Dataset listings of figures

========

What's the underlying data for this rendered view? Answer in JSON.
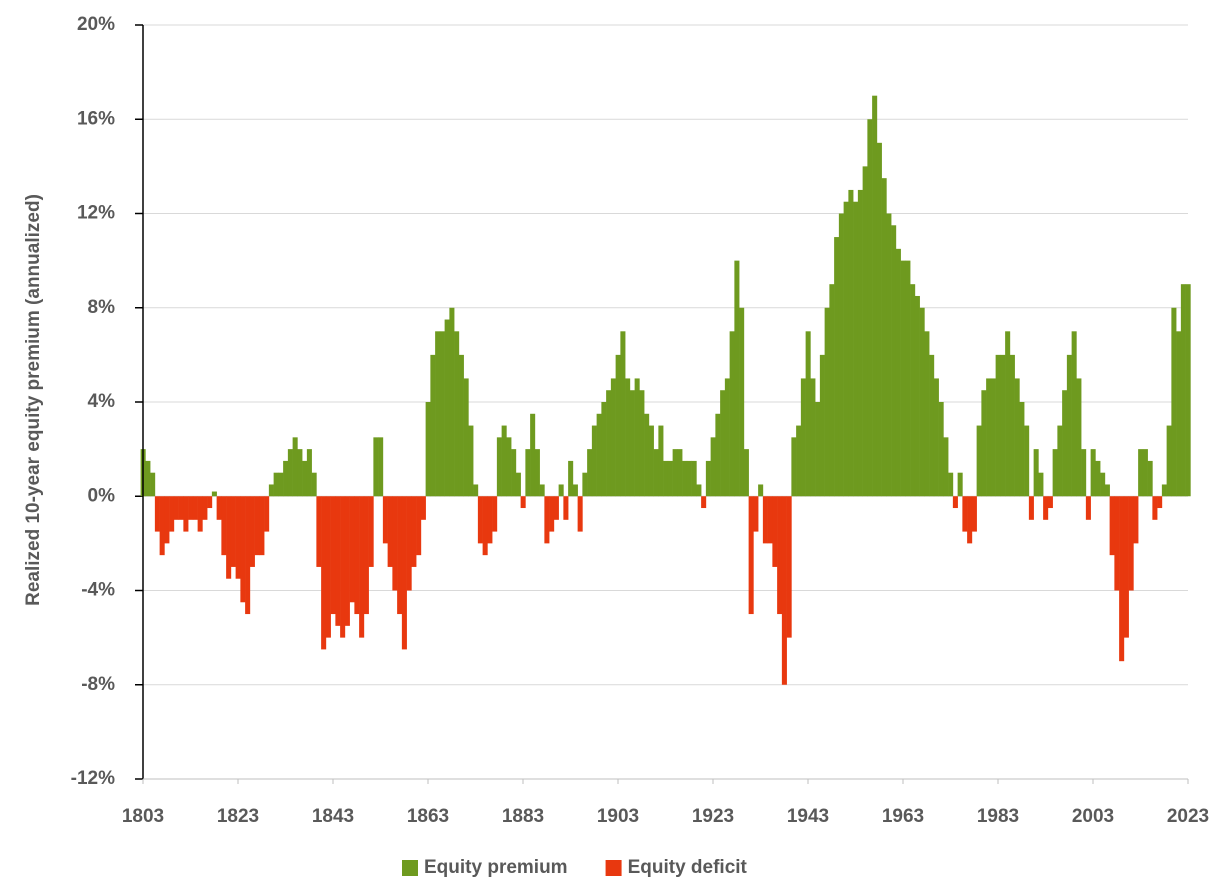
{
  "chart_data": {
    "type": "bar",
    "y_label": "Realized 10-year equity premium (annualized)",
    "x": [
      1803,
      1804,
      1805,
      1806,
      1807,
      1808,
      1809,
      1810,
      1811,
      1812,
      1813,
      1814,
      1815,
      1816,
      1817,
      1818,
      1819,
      1820,
      1821,
      1822,
      1823,
      1824,
      1825,
      1826,
      1827,
      1828,
      1829,
      1830,
      1831,
      1832,
      1833,
      1834,
      1835,
      1836,
      1837,
      1838,
      1839,
      1840,
      1841,
      1842,
      1843,
      1844,
      1845,
      1846,
      1847,
      1848,
      1849,
      1850,
      1851,
      1852,
      1853,
      1854,
      1855,
      1856,
      1857,
      1858,
      1859,
      1860,
      1861,
      1862,
      1863,
      1864,
      1865,
      1866,
      1867,
      1868,
      1869,
      1870,
      1871,
      1872,
      1873,
      1874,
      1875,
      1876,
      1877,
      1878,
      1879,
      1880,
      1881,
      1882,
      1883,
      1884,
      1885,
      1886,
      1887,
      1888,
      1889,
      1890,
      1891,
      1892,
      1893,
      1894,
      1895,
      1896,
      1897,
      1898,
      1899,
      1900,
      1901,
      1902,
      1903,
      1904,
      1905,
      1906,
      1907,
      1908,
      1909,
      1910,
      1911,
      1912,
      1913,
      1914,
      1915,
      1916,
      1917,
      1918,
      1919,
      1920,
      1921,
      1922,
      1923,
      1924,
      1925,
      1926,
      1927,
      1928,
      1929,
      1930,
      1931,
      1932,
      1933,
      1934,
      1935,
      1936,
      1937,
      1938,
      1939,
      1940,
      1941,
      1942,
      1943,
      1944,
      1945,
      1946,
      1947,
      1948,
      1949,
      1950,
      1951,
      1952,
      1953,
      1954,
      1955,
      1956,
      1957,
      1958,
      1959,
      1960,
      1961,
      1962,
      1963,
      1964,
      1965,
      1966,
      1967,
      1968,
      1969,
      1970,
      1971,
      1972,
      1973,
      1974,
      1975,
      1976,
      1977,
      1978,
      1979,
      1980,
      1981,
      1982,
      1983,
      1984,
      1985,
      1986,
      1987,
      1988,
      1989,
      1990,
      1991,
      1992,
      1993,
      1994,
      1995,
      1996,
      1997,
      1998,
      1999,
      2000,
      2001,
      2002,
      2003,
      2004,
      2005,
      2006,
      2007,
      2008,
      2009,
      2010,
      2011,
      2012,
      2013,
      2014,
      2015,
      2016,
      2017,
      2018,
      2019,
      2020,
      2021,
      2022,
      2023
    ],
    "series": [
      {
        "name": "Equity premium",
        "color": "#6e9a1f",
        "values": [
          2,
          1.5,
          1,
          null,
          null,
          null,
          null,
          null,
          null,
          null,
          null,
          null,
          null,
          null,
          null,
          0.2,
          null,
          null,
          null,
          null,
          null,
          null,
          null,
          null,
          null,
          null,
          null,
          0.5,
          1,
          1,
          1.5,
          2,
          2.5,
          2,
          1.5,
          2,
          1,
          null,
          null,
          null,
          null,
          null,
          null,
          null,
          null,
          null,
          null,
          null,
          null,
          2.5,
          2.5,
          null,
          null,
          null,
          null,
          null,
          null,
          null,
          null,
          null,
          4,
          6,
          7,
          7,
          7.5,
          8,
          7,
          6,
          5,
          3,
          0.5,
          null,
          null,
          null,
          null,
          2.5,
          3,
          2.5,
          2,
          1,
          null,
          2,
          3.5,
          2,
          0.5,
          null,
          null,
          null,
          0.5,
          null,
          1.5,
          0.5,
          null,
          1,
          2,
          3,
          3.5,
          4,
          4.5,
          5,
          6,
          7,
          5,
          4.5,
          5,
          4.5,
          3.5,
          3,
          2,
          3,
          1.5,
          1.5,
          2,
          2,
          1.5,
          1.5,
          1.5,
          0.5,
          null,
          1.5,
          2.5,
          3.5,
          4.5,
          5,
          7,
          10,
          8,
          2,
          null,
          null,
          0.5,
          null,
          null,
          null,
          null,
          null,
          null,
          2.5,
          3,
          5,
          7,
          5,
          4,
          6,
          8,
          9,
          11,
          12,
          12.5,
          13,
          12.5,
          13,
          14,
          16,
          17,
          15,
          13.5,
          12,
          11.5,
          10.5,
          10,
          10,
          9,
          8.5,
          8,
          7,
          6,
          5,
          4,
          2.5,
          1,
          null,
          1,
          null,
          null,
          null,
          3,
          4.5,
          5,
          5,
          6,
          6,
          7,
          6,
          5,
          4,
          3,
          null,
          2,
          1,
          null,
          null,
          2,
          3,
          4.5,
          6,
          7,
          5,
          2,
          null,
          2,
          1.5,
          1,
          0.5,
          null,
          null,
          null,
          null,
          null,
          null,
          2,
          2,
          1.5,
          null,
          null,
          0.5,
          3,
          8,
          7,
          9,
          9
        ]
      },
      {
        "name": "Equity deficit",
        "color": "#e8380f",
        "values": [
          null,
          null,
          null,
          -1.5,
          -2.5,
          -2,
          -1.5,
          -1,
          -1,
          -1.5,
          -1,
          -1,
          -1.5,
          -1,
          -0.5,
          null,
          -1,
          -2.5,
          -3.5,
          -3,
          -3.5,
          -4.5,
          -5,
          -3,
          -2.5,
          -2.5,
          -1.5,
          null,
          null,
          null,
          null,
          null,
          null,
          null,
          null,
          null,
          null,
          -3,
          -6.5,
          -6,
          -5,
          -5.5,
          -6,
          -5.5,
          -4.5,
          -5,
          -6,
          -5,
          -3,
          null,
          null,
          -2,
          -3,
          -4,
          -5,
          -6.5,
          -4,
          -3,
          -2.5,
          -1,
          null,
          null,
          null,
          null,
          null,
          null,
          null,
          null,
          null,
          null,
          null,
          -2,
          -2.5,
          -2,
          -1.5,
          null,
          null,
          null,
          null,
          null,
          -0.5,
          null,
          null,
          null,
          null,
          -2,
          -1.5,
          -1,
          null,
          -1,
          null,
          null,
          -1.5,
          null,
          null,
          null,
          null,
          null,
          null,
          null,
          null,
          null,
          null,
          null,
          null,
          null,
          null,
          null,
          null,
          null,
          null,
          null,
          null,
          null,
          null,
          null,
          null,
          null,
          -0.5,
          null,
          null,
          null,
          null,
          null,
          null,
          null,
          null,
          null,
          -5,
          -1.5,
          null,
          -2,
          -2,
          -3,
          -5,
          -8,
          -6,
          null,
          null,
          null,
          null,
          null,
          null,
          null,
          null,
          null,
          null,
          null,
          null,
          null,
          null,
          null,
          null,
          null,
          null,
          null,
          null,
          null,
          null,
          null,
          null,
          null,
          null,
          null,
          null,
          null,
          null,
          null,
          null,
          null,
          null,
          -0.5,
          null,
          -1.5,
          -2,
          -1.5,
          null,
          null,
          null,
          null,
          null,
          null,
          null,
          null,
          null,
          null,
          null,
          -1,
          null,
          null,
          -1,
          -0.5,
          null,
          null,
          null,
          null,
          null,
          null,
          null,
          -1,
          null,
          null,
          null,
          null,
          -2.5,
          -4,
          -7,
          -6,
          -4,
          -2,
          null,
          null,
          null,
          -1,
          -0.5,
          null,
          null,
          null,
          null,
          null,
          null
        ]
      }
    ],
    "xlim": [
      1803,
      2023
    ],
    "xticks": [
      1803,
      1823,
      1843,
      1863,
      1883,
      1903,
      1923,
      1943,
      1963,
      1983,
      2003,
      2023
    ],
    "ylim": [
      -12,
      20
    ],
    "yticks": [
      {
        "value": -12,
        "label": "-12%"
      },
      {
        "value": -8,
        "label": "-8%"
      },
      {
        "value": -4,
        "label": "-4%"
      },
      {
        "value": 0,
        "label": "0%"
      },
      {
        "value": 4,
        "label": "4%"
      },
      {
        "value": 8,
        "label": "8%"
      },
      {
        "value": 12,
        "label": "12%"
      },
      {
        "value": 16,
        "label": "16%"
      },
      {
        "value": 20,
        "label": "20%"
      }
    ],
    "grid": true,
    "legend": "bottom"
  }
}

========

# DIRECTIONS
Using the entries above, return each line that includes the word "name".

# TASK OUTPUT
        "name": "Equity premium",
        "name": "Equity deficit",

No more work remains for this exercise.